AIM OF THE EXERCISE -> Write out each entry, exactly the way it appears.

DATASET ->
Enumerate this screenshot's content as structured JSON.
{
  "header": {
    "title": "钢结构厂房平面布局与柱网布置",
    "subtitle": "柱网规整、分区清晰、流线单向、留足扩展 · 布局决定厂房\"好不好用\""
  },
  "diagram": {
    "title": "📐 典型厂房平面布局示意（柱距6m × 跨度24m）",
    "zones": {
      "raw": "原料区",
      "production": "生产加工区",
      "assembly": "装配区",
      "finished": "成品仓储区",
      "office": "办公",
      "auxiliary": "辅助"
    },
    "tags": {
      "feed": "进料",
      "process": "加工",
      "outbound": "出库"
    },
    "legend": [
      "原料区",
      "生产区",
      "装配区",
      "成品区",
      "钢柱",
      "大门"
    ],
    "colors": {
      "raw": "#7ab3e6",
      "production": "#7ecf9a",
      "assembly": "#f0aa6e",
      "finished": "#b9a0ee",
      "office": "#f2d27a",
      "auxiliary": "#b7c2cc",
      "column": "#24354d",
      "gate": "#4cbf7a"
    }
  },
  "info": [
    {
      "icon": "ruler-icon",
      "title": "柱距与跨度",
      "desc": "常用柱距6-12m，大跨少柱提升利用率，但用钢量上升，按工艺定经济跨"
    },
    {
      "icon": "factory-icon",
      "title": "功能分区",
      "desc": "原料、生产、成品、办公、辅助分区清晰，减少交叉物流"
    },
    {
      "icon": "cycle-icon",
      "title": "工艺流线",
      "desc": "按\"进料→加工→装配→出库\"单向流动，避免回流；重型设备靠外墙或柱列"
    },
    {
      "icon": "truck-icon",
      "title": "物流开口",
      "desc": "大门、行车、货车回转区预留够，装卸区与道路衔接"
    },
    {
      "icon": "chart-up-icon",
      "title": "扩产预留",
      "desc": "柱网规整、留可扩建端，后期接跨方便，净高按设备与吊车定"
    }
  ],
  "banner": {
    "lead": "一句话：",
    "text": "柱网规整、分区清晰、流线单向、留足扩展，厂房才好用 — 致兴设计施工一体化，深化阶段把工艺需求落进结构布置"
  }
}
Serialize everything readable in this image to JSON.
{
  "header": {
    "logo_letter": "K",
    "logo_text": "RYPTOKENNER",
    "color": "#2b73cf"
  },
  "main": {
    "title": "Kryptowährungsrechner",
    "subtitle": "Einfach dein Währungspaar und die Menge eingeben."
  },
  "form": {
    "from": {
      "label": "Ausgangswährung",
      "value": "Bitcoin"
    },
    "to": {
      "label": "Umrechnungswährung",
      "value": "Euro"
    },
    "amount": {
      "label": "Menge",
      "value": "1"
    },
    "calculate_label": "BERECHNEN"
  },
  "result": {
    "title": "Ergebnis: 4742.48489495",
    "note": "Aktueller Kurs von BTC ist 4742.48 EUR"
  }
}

RESPONSE TO THE TASK ->
Enumerate this screenshot's content as structured JSON.
{
  "header": {
    "title": "钢结构厂房平面布局与柱网布置",
    "subtitle": "柱网规整、分区清晰、流线单向、留足扩展 · 布局决定厂房\"好不好用\""
  },
  "diagram": {
    "title": "📐 典型厂房平面布局示意（柱距6m × 跨度24m）",
    "zones": {
      "raw": "原料区",
      "production": "生产加工区",
      "assembly": "装配区",
      "finished": "成品仓储区",
      "office": "办公",
      "auxiliary": "辅助"
    },
    "tags": {
      "feed": "进料",
      "process": "加工",
      "outbound": "出库"
    },
    "legend": [
      "原料区",
      "生产区",
      "装配区",
      "成品区",
      "钢柱",
      "大门"
    ],
    "colors": {
      "raw": "#7ab3e6",
      "production": "#7ecf9a",
      "assembly": "#f0aa6e",
      "finished": "#b9a0ee",
      "office": "#f2d27a",
      "auxiliary": "#b7c2cc",
      "column": "#24354d",
      "gate": "#4cbf7a"
    }
  },
  "info": [
    {
      "icon": "ruler-icon",
      "title": "柱距与跨度",
      "desc": "常用柱距6-12m，大跨少柱提升利用率，但用钢量上升，按工艺定经济跨"
    },
    {
      "icon": "factory-icon",
      "title": "功能分区",
      "desc": "原料、生产、成品、办公、辅助分区清晰，减少交叉物流"
    },
    {
      "icon": "cycle-icon",
      "title": "工艺流线",
      "desc": "按\"进料→加工→装配→出库\"单向流动，避免回流；重型设备靠外墙或柱列"
    },
    {
      "icon": "truck-icon",
      "title": "物流开口",
      "desc": "大门、行车、货车回转区预留够，装卸区与道路衔接"
    },
    {
      "icon": "chart-up-icon",
      "title": "扩产预留",
      "desc": "柱网规整、留可扩建端，后期接跨方便，净高按设备与吊车定"
    }
  ],
  "banner": {
    "lead": "一句话：",
    "text": "柱网规整、分区清晰、流线单向、留足扩展，厂房才好用 — 致兴设计施工一体化，深化阶段把工艺需求落进结构布置"
  }
}
Serialize everything readable in this image to JSON.
{
  "header": {
    "logo_letter": "K",
    "logo_text": "RYPTOKENNER",
    "color": "#2b73cf"
  },
  "main": {
    "title": "Kryptowährungsrechner",
    "subtitle": "Einfach dein Währungspaar und die Menge eingeben."
  },
  "form": {
    "from": {
      "label": "Ausgangswährung",
      "value": "Bitcoin"
    },
    "to": {
      "label": "Umrechnungswährung",
      "value": "Euro"
    },
    "amount": {
      "label": "Menge",
      "value": "1"
    },
    "calculate_label": "BERECHNEN"
  },
  "result": {
    "title": "Ergebnis: 4742.48489495",
    "note": "Aktueller Kurs von BTC ist 4742.48 EUR"
  }
}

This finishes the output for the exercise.